• [Aim of the exercise]: Extract each line of the material that follows exactly and omit its pictures.

• [Given data]:
• • •
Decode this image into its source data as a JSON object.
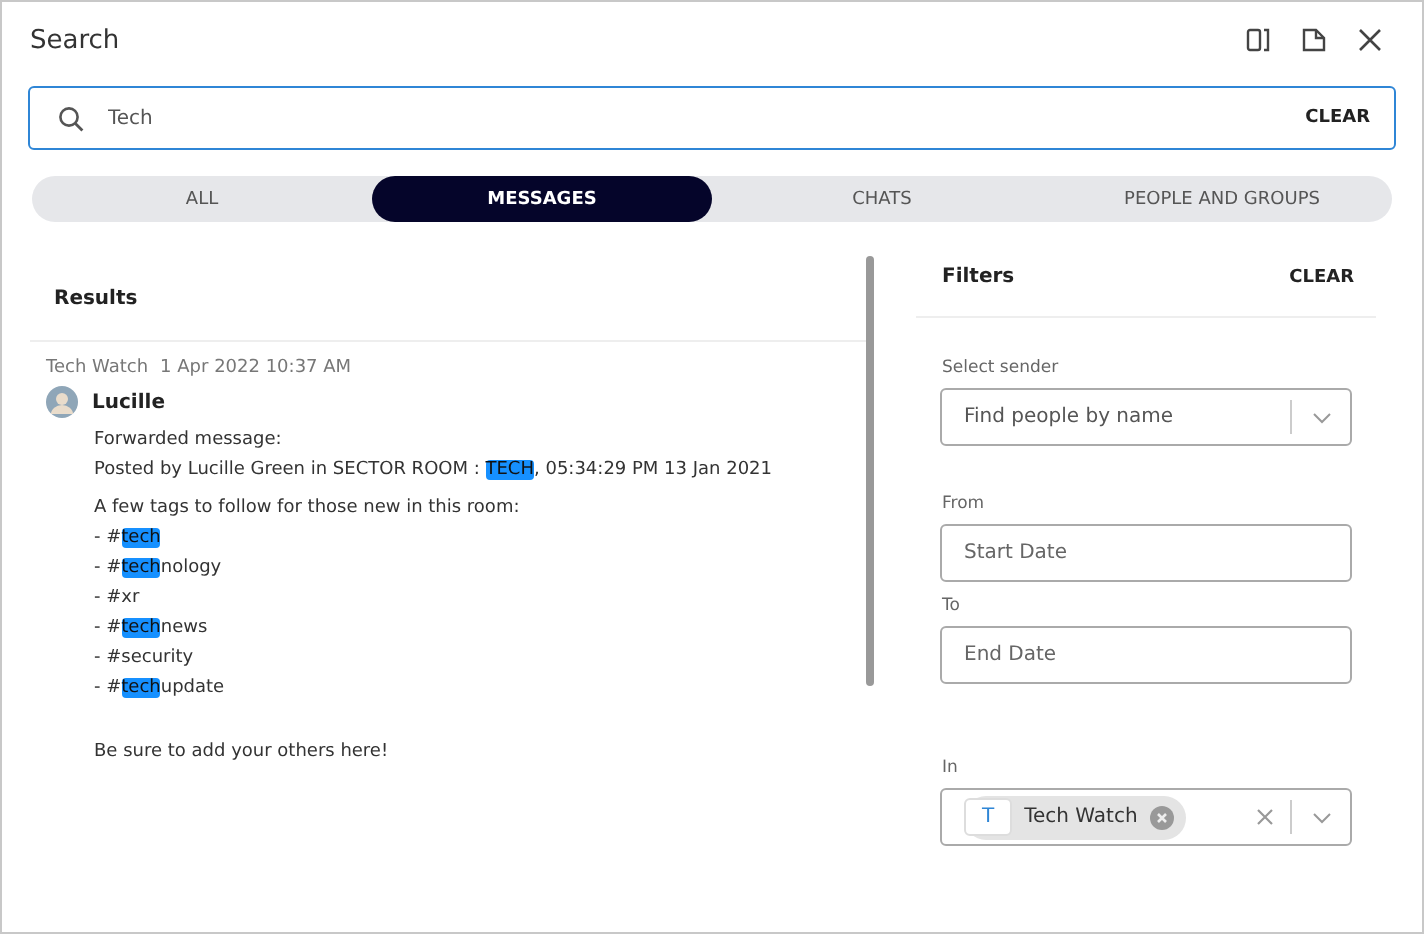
{
  "window": {
    "title": "Search"
  },
  "search": {
    "value": "Tech",
    "clear_label": "CLEAR"
  },
  "tabs": [
    {
      "label": "ALL",
      "selected": false
    },
    {
      "label": "MESSAGES",
      "selected": true
    },
    {
      "label": "CHATS",
      "selected": false
    },
    {
      "label": "PEOPLE AND GROUPS",
      "selected": false
    }
  ],
  "results": {
    "title": "Results",
    "message": {
      "room": "Tech Watch",
      "time": "1 Apr 2022 10:37 AM",
      "sender": "Lucille",
      "paragraphs": [
        [
          [
            {
              "text": "Forwarded message:",
              "highlight": false
            }
          ],
          [
            {
              "text": "Posted by Lucille Green in SECTOR ROOM : ",
              "highlight": false
            },
            {
              "text": "TECH",
              "highlight": true
            },
            {
              "text": ", 05:34:29 PM 13 Jan 2021",
              "highlight": false
            }
          ]
        ],
        [
          [
            {
              "text": "A few tags to follow for those new in this room:",
              "highlight": false
            }
          ],
          [
            {
              "text": "- #",
              "highlight": false
            },
            {
              "text": "tech",
              "highlight": true
            }
          ],
          [
            {
              "text": "- #",
              "highlight": false
            },
            {
              "text": "tech",
              "highlight": true
            },
            {
              "text": "nology",
              "highlight": false
            }
          ],
          [
            {
              "text": "- #xr",
              "highlight": false
            }
          ],
          [
            {
              "text": "- #",
              "highlight": false
            },
            {
              "text": "tech",
              "highlight": true
            },
            {
              "text": "news",
              "highlight": false
            }
          ],
          [
            {
              "text": "- #security",
              "highlight": false
            }
          ],
          [
            {
              "text": "- #",
              "highlight": false
            },
            {
              "text": "tech",
              "highlight": true
            },
            {
              "text": "update",
              "highlight": false
            }
          ]
        ],
        [
          [
            {
              "text": "Be sure to add your others here!",
              "highlight": false
            }
          ]
        ]
      ]
    }
  },
  "filters": {
    "title": "Filters",
    "clear_label": "CLEAR",
    "sender": {
      "label": "Select sender",
      "placeholder": "Find people by name"
    },
    "from": {
      "label": "From",
      "placeholder": "Start Date"
    },
    "to": {
      "label": "To",
      "placeholder": "End Date"
    },
    "in": {
      "label": "In",
      "chip": {
        "initial": "T",
        "name": "Tech Watch"
      }
    }
  }
}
• • •
• [Result for this exercise]:
Decode this image into its source data as a JSON object.
{
  "window": {
    "title": "Search"
  },
  "search": {
    "value": "Tech",
    "clear_label": "CLEAR"
  },
  "tabs": [
    {
      "label": "ALL",
      "selected": false
    },
    {
      "label": "MESSAGES",
      "selected": true
    },
    {
      "label": "CHATS",
      "selected": false
    },
    {
      "label": "PEOPLE AND GROUPS",
      "selected": false
    }
  ],
  "results": {
    "title": "Results",
    "message": {
      "room": "Tech Watch",
      "time": "1 Apr 2022 10:37 AM",
      "sender": "Lucille",
      "paragraphs": [
        [
          [
            {
              "text": "Forwarded message:",
              "highlight": false
            }
          ],
          [
            {
              "text": "Posted by Lucille Green in SECTOR ROOM : ",
              "highlight": false
            },
            {
              "text": "TECH",
              "highlight": true
            },
            {
              "text": ", 05:34:29 PM 13 Jan 2021",
              "highlight": false
            }
          ]
        ],
        [
          [
            {
              "text": "A few tags to follow for those new in this room:",
              "highlight": false
            }
          ],
          [
            {
              "text": "- #",
              "highlight": false
            },
            {
              "text": "tech",
              "highlight": true
            }
          ],
          [
            {
              "text": "- #",
              "highlight": false
            },
            {
              "text": "tech",
              "highlight": true
            },
            {
              "text": "nology",
              "highlight": false
            }
          ],
          [
            {
              "text": "- #xr",
              "highlight": false
            }
          ],
          [
            {
              "text": "- #",
              "highlight": false
            },
            {
              "text": "tech",
              "highlight": true
            },
            {
              "text": "news",
              "highlight": false
            }
          ],
          [
            {
              "text": "- #security",
              "highlight": false
            }
          ],
          [
            {
              "text": "- #",
              "highlight": false
            },
            {
              "text": "tech",
              "highlight": true
            },
            {
              "text": "update",
              "highlight": false
            }
          ]
        ],
        [
          [
            {
              "text": "Be sure to add your others here!",
              "highlight": false
            }
          ]
        ]
      ]
    }
  },
  "filters": {
    "title": "Filters",
    "clear_label": "CLEAR",
    "sender": {
      "label": "Select sender",
      "placeholder": "Find people by name"
    },
    "from": {
      "label": "From",
      "placeholder": "Start Date"
    },
    "to": {
      "label": "To",
      "placeholder": "End Date"
    },
    "in": {
      "label": "In",
      "chip": {
        "initial": "T",
        "name": "Tech Watch"
      }
    }
  }
}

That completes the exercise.